EXTRACTED ENTRIES:

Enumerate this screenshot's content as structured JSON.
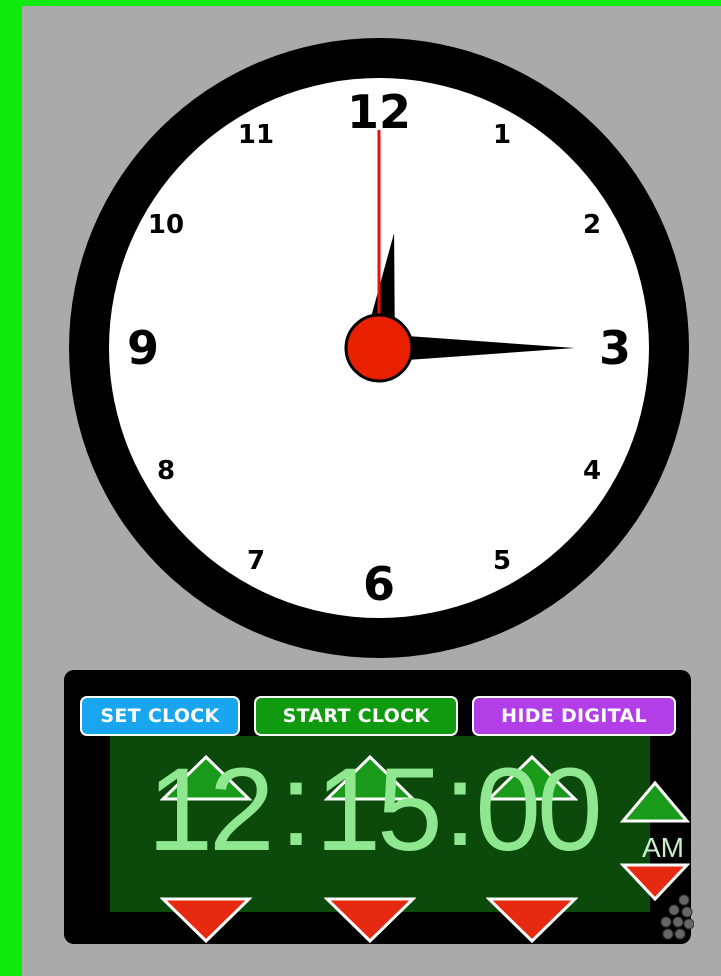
{
  "clock": {
    "numerals": [
      "12",
      "1",
      "2",
      "3",
      "4",
      "5",
      "6",
      "7",
      "8",
      "9",
      "10",
      "11"
    ],
    "time": {
      "hour": 12,
      "minute": 15,
      "second": 0
    },
    "colors": {
      "face": "#ffffff",
      "rim": "#000000",
      "hands": "#000000",
      "second_hand": "#e81010",
      "hub": "#e82000"
    }
  },
  "controls": {
    "set_clock_label": "SET CLOCK",
    "start_clock_label": "START CLOCK",
    "hide_digital_label": "HIDE DIGITAL",
    "set_clock_color": "#1aa6ee",
    "start_clock_color": "#0f9a0f",
    "hide_digital_color": "#b23ee8"
  },
  "digital": {
    "hours": "12",
    "minutes": "15",
    "seconds": "00",
    "separator": ":",
    "ampm": "AM",
    "up_color": "#1a9a1a",
    "down_color": "#e62a12"
  }
}
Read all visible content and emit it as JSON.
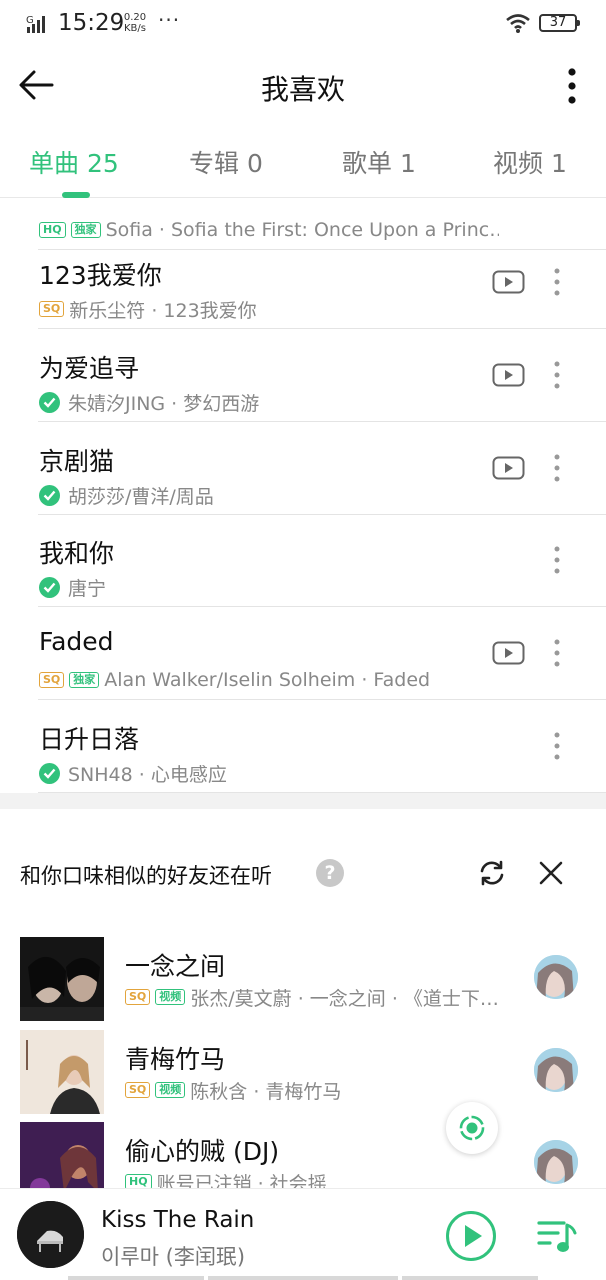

YOUR TASK: Transcribe all of the entries word for word, but skip any pictures they contain.

EXERCISE RESULT:
Enumerate this screenshot's content as structured JSON.
{
  "clock": {
    "numerals": [
      "12",
      "1",
      "2",
      "3",
      "4",
      "5",
      "6",
      "7",
      "8",
      "9",
      "10",
      "11"
    ],
    "time": {
      "hour": 12,
      "minute": 15,
      "second": 0
    },
    "colors": {
      "face": "#ffffff",
      "rim": "#000000",
      "hands": "#000000",
      "second_hand": "#e81010",
      "hub": "#e82000"
    }
  },
  "controls": {
    "set_clock_label": "SET CLOCK",
    "start_clock_label": "START CLOCK",
    "hide_digital_label": "HIDE DIGITAL",
    "set_clock_color": "#1aa6ee",
    "start_clock_color": "#0f9a0f",
    "hide_digital_color": "#b23ee8"
  },
  "digital": {
    "hours": "12",
    "minutes": "15",
    "seconds": "00",
    "separator": ":",
    "ampm": "AM",
    "up_color": "#1a9a1a",
    "down_color": "#e62a12"
  }
}
Read all visible content and emit it as JSON.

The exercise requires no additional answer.